-- Entries shown start --
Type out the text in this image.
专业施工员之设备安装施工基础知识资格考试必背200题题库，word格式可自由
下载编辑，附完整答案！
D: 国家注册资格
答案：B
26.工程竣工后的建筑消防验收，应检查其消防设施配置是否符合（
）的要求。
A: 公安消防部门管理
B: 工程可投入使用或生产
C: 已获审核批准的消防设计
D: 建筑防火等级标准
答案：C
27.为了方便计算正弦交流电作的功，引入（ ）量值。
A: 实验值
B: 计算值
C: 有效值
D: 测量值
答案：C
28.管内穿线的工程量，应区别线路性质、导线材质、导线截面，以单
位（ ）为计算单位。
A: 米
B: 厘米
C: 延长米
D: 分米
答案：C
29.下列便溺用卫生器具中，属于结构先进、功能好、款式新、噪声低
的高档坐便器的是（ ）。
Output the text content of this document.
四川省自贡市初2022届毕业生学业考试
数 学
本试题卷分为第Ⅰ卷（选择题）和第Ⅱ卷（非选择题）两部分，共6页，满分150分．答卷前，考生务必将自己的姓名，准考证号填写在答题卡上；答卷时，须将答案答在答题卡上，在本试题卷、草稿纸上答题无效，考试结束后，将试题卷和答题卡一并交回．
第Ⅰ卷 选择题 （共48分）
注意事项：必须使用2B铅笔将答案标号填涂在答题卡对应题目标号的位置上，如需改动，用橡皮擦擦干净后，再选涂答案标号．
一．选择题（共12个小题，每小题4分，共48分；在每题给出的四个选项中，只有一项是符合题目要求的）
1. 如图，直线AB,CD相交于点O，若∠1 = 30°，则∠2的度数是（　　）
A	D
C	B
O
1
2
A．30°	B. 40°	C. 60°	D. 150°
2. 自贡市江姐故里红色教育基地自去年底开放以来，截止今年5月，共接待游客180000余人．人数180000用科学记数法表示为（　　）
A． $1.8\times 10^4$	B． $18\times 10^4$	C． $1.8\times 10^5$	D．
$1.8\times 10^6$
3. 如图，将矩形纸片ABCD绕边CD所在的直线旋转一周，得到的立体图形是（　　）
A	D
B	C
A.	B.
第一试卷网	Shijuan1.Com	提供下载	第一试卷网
-- Entries shown end --
-- Entries shown start --
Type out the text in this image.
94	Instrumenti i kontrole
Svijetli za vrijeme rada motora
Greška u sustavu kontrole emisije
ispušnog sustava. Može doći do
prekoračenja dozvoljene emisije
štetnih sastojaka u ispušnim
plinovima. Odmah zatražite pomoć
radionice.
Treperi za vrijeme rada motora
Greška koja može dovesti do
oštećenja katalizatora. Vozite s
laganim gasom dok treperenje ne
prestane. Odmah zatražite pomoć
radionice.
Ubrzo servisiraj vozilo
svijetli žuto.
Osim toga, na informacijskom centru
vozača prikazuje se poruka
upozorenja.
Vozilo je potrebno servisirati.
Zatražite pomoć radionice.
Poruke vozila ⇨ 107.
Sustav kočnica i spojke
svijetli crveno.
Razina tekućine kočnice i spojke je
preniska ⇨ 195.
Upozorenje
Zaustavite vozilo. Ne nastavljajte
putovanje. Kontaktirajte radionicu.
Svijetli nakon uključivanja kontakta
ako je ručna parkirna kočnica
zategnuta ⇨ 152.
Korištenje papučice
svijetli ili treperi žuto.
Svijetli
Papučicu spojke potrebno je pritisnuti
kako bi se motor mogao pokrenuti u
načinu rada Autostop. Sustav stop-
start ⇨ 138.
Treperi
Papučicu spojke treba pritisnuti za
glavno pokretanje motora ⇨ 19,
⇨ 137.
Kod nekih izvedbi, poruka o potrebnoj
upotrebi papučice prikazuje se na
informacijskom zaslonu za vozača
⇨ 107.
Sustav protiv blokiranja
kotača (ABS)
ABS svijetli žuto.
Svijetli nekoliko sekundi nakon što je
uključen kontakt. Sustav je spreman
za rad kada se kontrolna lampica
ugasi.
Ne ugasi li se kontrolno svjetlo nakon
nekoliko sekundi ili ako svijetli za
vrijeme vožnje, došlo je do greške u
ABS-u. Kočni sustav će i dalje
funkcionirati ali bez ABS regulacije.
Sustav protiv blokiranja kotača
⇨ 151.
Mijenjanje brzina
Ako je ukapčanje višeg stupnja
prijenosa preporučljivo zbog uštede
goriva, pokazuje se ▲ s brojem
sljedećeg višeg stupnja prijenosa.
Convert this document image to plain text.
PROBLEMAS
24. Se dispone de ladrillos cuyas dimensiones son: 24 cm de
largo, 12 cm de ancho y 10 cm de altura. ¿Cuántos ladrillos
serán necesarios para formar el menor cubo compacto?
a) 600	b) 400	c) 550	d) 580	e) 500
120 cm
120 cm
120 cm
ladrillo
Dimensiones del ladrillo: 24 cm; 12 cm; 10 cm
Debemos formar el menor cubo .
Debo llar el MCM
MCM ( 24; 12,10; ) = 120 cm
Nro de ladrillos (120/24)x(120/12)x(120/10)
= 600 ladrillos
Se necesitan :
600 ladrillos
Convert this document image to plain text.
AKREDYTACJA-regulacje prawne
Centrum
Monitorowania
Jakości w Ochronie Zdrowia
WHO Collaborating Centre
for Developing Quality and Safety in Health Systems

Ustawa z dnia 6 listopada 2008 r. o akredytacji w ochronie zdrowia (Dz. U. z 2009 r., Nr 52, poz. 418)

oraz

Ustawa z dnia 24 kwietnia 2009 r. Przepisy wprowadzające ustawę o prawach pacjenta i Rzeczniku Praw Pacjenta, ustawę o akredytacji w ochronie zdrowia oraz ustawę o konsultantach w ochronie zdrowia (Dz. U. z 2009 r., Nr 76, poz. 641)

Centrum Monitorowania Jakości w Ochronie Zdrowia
-- Entries shown end --
-- Entries shown start --
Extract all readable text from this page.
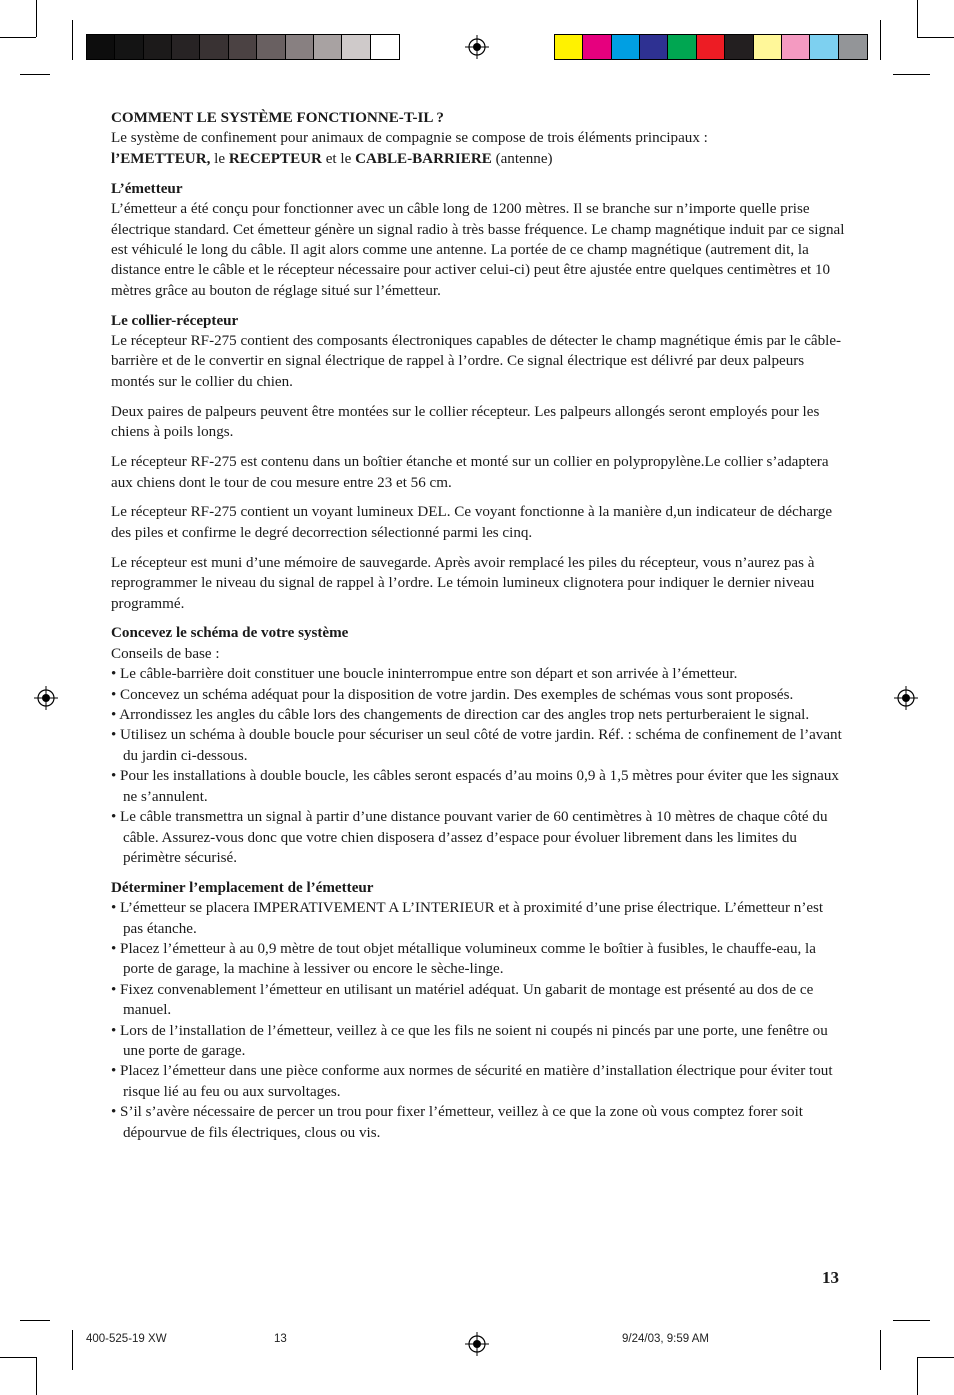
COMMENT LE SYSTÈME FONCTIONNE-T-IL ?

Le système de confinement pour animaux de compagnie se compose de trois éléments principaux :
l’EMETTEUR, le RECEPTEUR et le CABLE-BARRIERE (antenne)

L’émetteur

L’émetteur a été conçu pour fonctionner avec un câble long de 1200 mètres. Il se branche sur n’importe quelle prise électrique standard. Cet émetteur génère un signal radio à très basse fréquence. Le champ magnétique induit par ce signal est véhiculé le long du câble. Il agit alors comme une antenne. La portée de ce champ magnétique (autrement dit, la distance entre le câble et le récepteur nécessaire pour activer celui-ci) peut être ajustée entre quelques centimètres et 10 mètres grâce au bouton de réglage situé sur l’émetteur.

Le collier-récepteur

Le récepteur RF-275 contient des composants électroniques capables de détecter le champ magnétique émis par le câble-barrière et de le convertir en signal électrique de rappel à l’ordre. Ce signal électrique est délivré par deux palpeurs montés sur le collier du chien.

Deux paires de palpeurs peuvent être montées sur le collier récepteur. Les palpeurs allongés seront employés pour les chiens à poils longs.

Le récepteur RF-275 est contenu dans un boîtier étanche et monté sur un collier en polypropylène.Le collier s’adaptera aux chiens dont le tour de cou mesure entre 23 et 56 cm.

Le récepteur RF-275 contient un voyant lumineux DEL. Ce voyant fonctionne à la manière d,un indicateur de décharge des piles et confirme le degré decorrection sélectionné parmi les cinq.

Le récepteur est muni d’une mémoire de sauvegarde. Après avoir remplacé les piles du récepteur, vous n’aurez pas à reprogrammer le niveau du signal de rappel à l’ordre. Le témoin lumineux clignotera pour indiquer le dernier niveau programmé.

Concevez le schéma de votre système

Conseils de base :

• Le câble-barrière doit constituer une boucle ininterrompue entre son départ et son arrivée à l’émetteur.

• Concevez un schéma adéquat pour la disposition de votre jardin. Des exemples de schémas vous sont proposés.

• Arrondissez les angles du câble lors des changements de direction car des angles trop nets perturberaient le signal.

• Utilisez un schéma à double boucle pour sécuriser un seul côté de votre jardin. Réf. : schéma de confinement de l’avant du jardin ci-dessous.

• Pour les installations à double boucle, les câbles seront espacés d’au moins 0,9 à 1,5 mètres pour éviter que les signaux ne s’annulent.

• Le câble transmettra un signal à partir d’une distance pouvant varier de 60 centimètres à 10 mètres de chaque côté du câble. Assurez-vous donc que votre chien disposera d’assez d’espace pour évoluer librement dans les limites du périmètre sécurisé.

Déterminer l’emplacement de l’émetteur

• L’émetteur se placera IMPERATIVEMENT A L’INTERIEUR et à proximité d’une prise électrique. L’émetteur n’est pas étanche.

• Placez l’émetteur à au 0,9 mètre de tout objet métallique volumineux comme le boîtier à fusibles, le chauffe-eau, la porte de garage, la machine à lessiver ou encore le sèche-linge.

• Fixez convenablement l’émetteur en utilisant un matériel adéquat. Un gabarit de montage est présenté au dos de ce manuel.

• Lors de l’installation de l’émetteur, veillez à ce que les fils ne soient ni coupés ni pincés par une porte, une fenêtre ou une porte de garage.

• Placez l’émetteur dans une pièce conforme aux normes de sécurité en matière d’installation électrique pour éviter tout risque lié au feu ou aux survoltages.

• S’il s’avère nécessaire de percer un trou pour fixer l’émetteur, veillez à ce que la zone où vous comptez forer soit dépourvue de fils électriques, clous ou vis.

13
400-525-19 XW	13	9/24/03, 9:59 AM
-- Entries shown end --
→ Set problem
Say the number of lines in the records above that include the string "ladrillos", and no more.

→ Reply to the task
5